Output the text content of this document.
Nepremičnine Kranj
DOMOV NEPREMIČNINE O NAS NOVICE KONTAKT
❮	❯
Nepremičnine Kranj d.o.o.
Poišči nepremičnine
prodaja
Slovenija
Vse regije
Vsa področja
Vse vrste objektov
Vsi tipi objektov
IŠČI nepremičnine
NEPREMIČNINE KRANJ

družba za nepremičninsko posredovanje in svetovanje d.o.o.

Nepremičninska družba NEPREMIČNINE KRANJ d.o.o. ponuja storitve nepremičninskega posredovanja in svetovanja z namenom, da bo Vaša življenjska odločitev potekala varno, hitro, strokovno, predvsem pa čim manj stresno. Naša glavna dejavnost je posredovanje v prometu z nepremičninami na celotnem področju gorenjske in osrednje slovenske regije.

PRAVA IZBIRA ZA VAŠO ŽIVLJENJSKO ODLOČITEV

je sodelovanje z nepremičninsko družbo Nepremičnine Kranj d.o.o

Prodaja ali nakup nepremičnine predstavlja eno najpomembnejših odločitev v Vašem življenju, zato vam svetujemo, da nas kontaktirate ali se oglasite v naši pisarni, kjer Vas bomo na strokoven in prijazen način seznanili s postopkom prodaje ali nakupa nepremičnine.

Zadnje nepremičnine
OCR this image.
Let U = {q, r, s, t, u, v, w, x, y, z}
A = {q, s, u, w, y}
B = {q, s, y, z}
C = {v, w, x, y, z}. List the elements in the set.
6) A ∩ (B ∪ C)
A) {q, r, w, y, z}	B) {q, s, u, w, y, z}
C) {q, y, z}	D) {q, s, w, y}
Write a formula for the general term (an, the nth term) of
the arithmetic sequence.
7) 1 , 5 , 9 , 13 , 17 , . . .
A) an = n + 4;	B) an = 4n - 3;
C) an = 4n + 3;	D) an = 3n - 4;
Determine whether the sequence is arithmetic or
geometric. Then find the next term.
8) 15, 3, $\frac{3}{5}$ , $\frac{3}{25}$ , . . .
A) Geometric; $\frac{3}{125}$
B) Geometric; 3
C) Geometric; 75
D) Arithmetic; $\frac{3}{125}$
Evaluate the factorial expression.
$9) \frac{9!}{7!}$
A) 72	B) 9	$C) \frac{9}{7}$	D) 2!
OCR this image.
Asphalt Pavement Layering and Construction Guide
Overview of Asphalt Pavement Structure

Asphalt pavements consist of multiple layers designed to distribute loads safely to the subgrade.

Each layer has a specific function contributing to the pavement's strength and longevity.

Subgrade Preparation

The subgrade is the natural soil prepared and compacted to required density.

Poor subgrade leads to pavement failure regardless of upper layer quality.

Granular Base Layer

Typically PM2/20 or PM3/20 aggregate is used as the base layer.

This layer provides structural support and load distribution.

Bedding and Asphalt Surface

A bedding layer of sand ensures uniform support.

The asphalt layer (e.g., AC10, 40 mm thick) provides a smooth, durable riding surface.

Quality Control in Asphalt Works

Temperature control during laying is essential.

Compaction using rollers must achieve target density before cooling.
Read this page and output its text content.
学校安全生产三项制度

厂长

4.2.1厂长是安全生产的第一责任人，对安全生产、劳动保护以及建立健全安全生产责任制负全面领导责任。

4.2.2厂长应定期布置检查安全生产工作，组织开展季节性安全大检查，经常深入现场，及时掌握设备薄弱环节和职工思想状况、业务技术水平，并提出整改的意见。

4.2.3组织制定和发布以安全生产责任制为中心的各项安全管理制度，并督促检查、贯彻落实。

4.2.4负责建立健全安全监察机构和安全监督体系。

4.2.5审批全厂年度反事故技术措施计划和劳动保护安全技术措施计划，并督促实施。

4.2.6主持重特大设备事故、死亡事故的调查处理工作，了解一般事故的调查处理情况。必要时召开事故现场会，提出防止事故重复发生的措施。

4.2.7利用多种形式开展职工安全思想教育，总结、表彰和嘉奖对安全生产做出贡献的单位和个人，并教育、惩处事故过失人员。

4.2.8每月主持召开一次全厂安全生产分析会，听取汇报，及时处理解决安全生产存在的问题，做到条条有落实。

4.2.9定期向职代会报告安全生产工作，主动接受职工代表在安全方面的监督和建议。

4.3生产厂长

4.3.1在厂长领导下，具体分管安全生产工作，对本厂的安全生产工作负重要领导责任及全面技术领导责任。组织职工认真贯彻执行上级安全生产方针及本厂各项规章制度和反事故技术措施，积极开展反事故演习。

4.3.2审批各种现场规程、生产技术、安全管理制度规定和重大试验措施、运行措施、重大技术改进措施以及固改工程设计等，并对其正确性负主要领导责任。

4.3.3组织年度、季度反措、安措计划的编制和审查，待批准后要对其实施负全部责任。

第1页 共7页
=======
WHAT YOU NEED TO DO »
Check the records above line by line and tally those holding the string "sequence". Answer with the number only.

ANSWER TO THIS TASK »
2